**Required action 1**
Retype the stretch of the VTK visualization thread from "Yes. Sorry I" through "didn’t know that.".
**Required action 2**
List every program or package that the VTK visualization thread names, not counting the VTK file format itself.

START Excerpt to read

I am looking for a way to open/visualize VTK files generated by Ferrite.jl, ideally in a Jupyter notebook but any other suggestions will be welcome. VTKView seems abandoned and DashVTK just seems to have vanished. Is there any way to do this reasonably conveniently?
I just want to visualize some basic finite element solutions for a course. I don’t need sophisticated visualization capabilities. If there is another way avoiding VTK I’ll be equally happy.
Yes. Sorry I wasn’t precise. I hoped there would be a way to control the visualisation from the notebook and show it in the notebook. If paraview can do that then I didn’t know that.
No, it cannot display in the notebook. But it can be started from the notebook. @j-fu at one point was working on a VTK display package. That might be an option.

END Excerpt to read
START Given data

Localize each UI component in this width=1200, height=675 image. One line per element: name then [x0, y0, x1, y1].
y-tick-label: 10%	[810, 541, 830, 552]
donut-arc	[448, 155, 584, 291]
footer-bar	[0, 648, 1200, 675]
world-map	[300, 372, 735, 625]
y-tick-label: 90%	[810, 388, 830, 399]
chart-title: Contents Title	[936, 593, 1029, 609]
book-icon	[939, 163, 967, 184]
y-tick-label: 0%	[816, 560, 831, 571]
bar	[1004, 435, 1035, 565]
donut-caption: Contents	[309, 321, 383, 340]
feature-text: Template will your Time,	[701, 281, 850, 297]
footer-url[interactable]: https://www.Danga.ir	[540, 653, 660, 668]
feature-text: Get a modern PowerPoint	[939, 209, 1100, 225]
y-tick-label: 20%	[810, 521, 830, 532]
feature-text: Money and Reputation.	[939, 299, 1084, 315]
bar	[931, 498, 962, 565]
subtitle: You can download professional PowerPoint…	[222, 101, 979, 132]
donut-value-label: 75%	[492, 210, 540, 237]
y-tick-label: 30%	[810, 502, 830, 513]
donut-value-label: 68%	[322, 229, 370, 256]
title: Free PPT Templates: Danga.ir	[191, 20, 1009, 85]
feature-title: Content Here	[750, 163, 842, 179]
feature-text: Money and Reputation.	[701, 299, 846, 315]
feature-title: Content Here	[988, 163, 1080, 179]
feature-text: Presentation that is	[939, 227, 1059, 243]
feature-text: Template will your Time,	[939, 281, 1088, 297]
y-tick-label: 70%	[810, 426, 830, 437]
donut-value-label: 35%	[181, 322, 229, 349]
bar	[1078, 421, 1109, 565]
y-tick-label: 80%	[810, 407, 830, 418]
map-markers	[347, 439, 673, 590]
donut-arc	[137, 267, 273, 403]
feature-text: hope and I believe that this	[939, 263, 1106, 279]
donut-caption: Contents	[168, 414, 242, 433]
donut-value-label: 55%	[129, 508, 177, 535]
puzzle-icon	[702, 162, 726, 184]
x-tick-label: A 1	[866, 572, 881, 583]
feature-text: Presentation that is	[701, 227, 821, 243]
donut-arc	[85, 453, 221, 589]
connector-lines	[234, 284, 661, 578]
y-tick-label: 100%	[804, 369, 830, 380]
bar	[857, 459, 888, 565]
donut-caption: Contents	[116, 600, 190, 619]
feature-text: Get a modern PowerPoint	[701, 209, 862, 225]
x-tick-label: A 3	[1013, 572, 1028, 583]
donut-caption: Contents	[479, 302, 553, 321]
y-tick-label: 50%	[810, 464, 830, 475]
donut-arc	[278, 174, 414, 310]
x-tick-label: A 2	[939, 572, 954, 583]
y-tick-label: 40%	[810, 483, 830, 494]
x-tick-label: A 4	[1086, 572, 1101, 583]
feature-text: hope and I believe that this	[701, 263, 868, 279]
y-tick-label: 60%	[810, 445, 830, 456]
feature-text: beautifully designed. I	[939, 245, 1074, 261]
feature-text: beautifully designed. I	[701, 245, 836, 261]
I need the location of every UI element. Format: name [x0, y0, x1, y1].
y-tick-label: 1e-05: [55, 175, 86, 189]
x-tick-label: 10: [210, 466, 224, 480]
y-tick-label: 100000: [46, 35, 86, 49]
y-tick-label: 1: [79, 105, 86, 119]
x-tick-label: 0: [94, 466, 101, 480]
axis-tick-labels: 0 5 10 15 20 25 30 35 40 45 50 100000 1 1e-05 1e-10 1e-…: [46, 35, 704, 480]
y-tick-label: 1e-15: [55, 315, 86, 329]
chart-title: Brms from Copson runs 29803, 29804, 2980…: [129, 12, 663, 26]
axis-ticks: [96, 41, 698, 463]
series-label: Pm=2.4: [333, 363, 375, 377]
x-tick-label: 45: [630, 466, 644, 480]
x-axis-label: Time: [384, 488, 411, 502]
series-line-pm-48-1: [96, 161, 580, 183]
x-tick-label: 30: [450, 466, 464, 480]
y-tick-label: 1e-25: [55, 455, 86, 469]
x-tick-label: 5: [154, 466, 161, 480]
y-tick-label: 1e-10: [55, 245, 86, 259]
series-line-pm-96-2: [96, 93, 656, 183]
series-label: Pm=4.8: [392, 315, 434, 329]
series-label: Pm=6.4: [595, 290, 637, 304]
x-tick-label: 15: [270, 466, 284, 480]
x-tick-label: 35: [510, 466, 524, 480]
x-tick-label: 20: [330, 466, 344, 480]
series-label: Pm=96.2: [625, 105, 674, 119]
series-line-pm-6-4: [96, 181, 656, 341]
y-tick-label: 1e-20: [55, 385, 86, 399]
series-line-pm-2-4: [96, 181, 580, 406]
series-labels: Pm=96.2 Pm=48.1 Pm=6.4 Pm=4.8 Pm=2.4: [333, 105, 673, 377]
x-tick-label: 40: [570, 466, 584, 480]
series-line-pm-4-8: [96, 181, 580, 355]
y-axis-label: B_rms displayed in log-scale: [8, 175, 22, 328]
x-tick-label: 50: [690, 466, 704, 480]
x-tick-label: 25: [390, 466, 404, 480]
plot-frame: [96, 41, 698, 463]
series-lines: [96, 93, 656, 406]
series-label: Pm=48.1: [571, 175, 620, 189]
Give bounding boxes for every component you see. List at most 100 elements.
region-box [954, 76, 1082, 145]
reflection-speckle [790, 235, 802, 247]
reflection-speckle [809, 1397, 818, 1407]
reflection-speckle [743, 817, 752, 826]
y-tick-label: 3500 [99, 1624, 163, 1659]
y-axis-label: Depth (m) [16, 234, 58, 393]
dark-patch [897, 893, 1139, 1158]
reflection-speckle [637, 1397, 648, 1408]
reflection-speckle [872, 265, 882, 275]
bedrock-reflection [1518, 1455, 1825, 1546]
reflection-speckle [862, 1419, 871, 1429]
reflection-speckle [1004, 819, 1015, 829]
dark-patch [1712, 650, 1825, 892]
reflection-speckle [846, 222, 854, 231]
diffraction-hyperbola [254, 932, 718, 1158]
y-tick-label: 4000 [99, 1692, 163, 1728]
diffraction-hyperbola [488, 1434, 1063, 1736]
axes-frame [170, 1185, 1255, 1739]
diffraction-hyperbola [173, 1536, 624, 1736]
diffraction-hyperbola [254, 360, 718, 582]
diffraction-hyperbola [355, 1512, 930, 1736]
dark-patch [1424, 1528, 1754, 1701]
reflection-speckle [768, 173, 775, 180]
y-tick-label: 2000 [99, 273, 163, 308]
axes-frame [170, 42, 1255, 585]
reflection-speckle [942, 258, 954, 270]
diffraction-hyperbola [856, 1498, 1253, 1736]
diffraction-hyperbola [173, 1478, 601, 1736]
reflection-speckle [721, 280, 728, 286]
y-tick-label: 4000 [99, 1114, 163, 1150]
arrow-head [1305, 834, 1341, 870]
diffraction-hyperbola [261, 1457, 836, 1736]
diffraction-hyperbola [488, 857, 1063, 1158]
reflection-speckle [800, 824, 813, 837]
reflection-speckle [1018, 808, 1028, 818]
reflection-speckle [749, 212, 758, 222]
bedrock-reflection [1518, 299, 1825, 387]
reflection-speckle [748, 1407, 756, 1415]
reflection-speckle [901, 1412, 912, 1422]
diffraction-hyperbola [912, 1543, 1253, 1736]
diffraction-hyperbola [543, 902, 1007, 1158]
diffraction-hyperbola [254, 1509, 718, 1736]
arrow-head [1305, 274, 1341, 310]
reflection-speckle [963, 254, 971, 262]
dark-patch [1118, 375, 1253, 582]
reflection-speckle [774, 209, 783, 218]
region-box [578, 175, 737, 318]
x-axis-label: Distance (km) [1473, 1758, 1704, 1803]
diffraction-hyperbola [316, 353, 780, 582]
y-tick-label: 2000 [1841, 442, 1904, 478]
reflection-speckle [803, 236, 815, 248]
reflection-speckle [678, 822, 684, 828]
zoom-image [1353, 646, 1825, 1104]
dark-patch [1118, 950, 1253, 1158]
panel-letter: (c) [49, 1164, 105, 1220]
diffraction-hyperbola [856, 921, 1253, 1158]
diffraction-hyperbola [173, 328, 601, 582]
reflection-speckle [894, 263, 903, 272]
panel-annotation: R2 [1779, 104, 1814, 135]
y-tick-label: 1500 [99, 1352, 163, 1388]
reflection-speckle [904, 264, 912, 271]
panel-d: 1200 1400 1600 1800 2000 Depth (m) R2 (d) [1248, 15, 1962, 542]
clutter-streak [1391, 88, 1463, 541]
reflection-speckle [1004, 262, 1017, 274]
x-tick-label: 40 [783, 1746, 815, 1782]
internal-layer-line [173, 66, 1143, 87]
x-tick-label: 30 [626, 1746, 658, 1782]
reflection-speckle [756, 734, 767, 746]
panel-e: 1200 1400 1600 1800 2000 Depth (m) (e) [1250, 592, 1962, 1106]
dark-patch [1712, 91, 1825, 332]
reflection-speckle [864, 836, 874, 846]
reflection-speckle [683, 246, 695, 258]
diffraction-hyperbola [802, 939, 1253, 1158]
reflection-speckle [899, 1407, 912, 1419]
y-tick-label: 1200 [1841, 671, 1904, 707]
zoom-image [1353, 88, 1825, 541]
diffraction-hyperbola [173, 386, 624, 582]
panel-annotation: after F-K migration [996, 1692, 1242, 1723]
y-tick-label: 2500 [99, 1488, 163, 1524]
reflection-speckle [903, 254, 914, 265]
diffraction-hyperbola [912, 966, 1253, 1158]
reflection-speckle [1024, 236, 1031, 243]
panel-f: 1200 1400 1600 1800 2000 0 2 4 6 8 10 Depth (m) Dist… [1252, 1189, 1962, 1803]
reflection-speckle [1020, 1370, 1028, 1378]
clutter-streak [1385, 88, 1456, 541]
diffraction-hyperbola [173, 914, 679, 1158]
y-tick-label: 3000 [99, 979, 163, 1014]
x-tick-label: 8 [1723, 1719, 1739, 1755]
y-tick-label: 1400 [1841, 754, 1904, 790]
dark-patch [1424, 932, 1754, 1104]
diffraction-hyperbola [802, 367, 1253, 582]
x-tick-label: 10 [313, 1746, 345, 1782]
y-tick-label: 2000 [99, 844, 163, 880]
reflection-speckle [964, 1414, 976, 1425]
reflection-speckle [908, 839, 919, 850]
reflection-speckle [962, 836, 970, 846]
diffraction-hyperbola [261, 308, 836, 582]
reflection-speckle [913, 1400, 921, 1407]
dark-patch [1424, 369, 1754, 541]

END Given data

**Task response 1**
Yes. Sorry I wasn’t precise. I hoped there would be a way to control the visualisation from the notebook and show it in the notebook. If paraview can do that then I didn’t know that.

**Task response 2**
Ferrite.jl
Jupyter
VTKView
DashVTK
paraview